Retype all the records with nothing changed.

[Rows from a dataset]
* * * * * * *

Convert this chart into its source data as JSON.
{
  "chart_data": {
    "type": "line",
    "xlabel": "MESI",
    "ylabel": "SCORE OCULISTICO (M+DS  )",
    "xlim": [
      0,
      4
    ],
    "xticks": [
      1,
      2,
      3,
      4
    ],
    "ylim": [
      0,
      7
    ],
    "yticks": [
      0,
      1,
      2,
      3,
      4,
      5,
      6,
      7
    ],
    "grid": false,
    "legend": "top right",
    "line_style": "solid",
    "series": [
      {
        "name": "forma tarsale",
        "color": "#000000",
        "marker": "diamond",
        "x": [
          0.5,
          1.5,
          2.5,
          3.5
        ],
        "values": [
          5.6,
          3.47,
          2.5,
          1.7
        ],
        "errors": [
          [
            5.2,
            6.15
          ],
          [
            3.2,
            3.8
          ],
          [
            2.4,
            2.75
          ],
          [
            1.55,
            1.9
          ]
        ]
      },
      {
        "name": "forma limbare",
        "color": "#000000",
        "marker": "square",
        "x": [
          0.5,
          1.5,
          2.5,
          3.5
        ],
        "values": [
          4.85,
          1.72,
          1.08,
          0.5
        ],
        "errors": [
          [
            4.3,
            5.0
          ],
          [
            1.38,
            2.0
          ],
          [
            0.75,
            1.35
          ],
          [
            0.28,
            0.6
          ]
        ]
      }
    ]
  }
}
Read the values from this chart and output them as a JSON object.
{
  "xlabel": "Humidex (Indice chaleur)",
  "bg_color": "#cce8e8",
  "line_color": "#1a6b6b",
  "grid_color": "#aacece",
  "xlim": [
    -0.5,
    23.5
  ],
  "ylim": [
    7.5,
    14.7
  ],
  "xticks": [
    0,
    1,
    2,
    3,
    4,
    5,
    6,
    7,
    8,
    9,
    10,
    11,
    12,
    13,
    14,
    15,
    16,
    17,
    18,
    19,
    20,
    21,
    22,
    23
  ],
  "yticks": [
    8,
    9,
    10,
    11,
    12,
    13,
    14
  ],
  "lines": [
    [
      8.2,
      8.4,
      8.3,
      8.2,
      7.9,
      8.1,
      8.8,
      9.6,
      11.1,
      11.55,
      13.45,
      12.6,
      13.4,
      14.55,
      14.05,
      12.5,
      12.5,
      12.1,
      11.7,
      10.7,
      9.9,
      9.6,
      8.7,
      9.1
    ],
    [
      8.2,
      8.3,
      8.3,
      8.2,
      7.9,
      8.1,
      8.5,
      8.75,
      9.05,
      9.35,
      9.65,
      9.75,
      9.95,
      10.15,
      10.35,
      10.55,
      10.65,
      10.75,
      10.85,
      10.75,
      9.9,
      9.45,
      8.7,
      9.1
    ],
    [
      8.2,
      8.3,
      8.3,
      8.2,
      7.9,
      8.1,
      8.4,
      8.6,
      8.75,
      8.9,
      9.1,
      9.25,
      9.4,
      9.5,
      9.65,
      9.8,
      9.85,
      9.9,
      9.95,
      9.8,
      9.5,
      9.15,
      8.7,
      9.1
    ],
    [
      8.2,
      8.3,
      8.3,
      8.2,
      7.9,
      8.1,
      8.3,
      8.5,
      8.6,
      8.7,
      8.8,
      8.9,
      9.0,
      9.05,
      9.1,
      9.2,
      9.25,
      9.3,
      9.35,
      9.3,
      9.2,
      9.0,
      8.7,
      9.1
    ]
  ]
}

* * * * * * *

» **Correct response**:
Convert this chart into its source data as JSON.
{
  "chart_data": {
    "type": "line",
    "xlabel": "MESI",
    "ylabel": "SCORE OCULISTICO (M+DS  )",
    "xlim": [
      0,
      4
    ],
    "xticks": [
      1,
      2,
      3,
      4
    ],
    "ylim": [
      0,
      7
    ],
    "yticks": [
      0,
      1,
      2,
      3,
      4,
      5,
      6,
      7
    ],
    "grid": false,
    "legend": "top right",
    "line_style": "solid",
    "series": [
      {
        "name": "forma tarsale",
        "color": "#000000",
        "marker": "diamond",
        "x": [
          0.5,
          1.5,
          2.5,
          3.5
        ],
        "values": [
          5.6,
          3.47,
          2.5,
          1.7
        ],
        "errors": [
          [
            5.2,
            6.15
          ],
          [
            3.2,
            3.8
          ],
          [
            2.4,
            2.75
          ],
          [
            1.55,
            1.9
          ]
        ]
      },
      {
        "name": "forma limbare",
        "color": "#000000",
        "marker": "square",
        "x": [
          0.5,
          1.5,
          2.5,
          3.5
        ],
        "values": [
          4.85,
          1.72,
          1.08,
          0.5
        ],
        "errors": [
          [
            4.3,
            5.0
          ],
          [
            1.38,
            2.0
          ],
          [
            0.75,
            1.35
          ],
          [
            0.28,
            0.6
          ]
        ]
      }
    ]
  }
}
Read the values from this chart and output them as a JSON object.
{
  "xlabel": "Humidex (Indice chaleur)",
  "bg_color": "#cce8e8",
  "line_color": "#1a6b6b",
  "grid_color": "#aacece",
  "xlim": [
    -0.5,
    23.5
  ],
  "ylim": [
    7.5,
    14.7
  ],
  "xticks": [
    0,
    1,
    2,
    3,
    4,
    5,
    6,
    7,
    8,
    9,
    10,
    11,
    12,
    13,
    14,
    15,
    16,
    17,
    18,
    19,
    20,
    21,
    22,
    23
  ],
  "yticks": [
    8,
    9,
    10,
    11,
    12,
    13,
    14
  ],
  "lines": [
    [
      8.2,
      8.4,
      8.3,
      8.2,
      7.9,
      8.1,
      8.8,
      9.6,
      11.1,
      11.55,
      13.45,
      12.6,
      13.4,
      14.55,
      14.05,
      12.5,
      12.5,
      12.1,
      11.7,
      10.7,
      9.9,
      9.6,
      8.7,
      9.1
    ],
    [
      8.2,
      8.3,
      8.3,
      8.2,
      7.9,
      8.1,
      8.5,
      8.75,
      9.05,
      9.35,
      9.65,
      9.75,
      9.95,
      10.15,
      10.35,
      10.55,
      10.65,
      10.75,
      10.85,
      10.75,
      9.9,
      9.45,
      8.7,
      9.1
    ],
    [
      8.2,
      8.3,
      8.3,
      8.2,
      7.9,
      8.1,
      8.4,
      8.6,
      8.75,
      8.9,
      9.1,
      9.25,
      9.4,
      9.5,
      9.65,
      9.8,
      9.85,
      9.9,
      9.95,
      9.8,
      9.5,
      9.15,
      8.7,
      9.1
    ],
    [
      8.2,
      8.3,
      8.3,
      8.2,
      7.9,
      8.1,
      8.3,
      8.5,
      8.6,
      8.7,
      8.8,
      8.9,
      9.0,
      9.05,
      9.1,
      9.2,
      9.25,
      9.3,
      9.35,
      9.3,
      9.2,
      9.0,
      8.7,
      9.1
    ]
  ]
}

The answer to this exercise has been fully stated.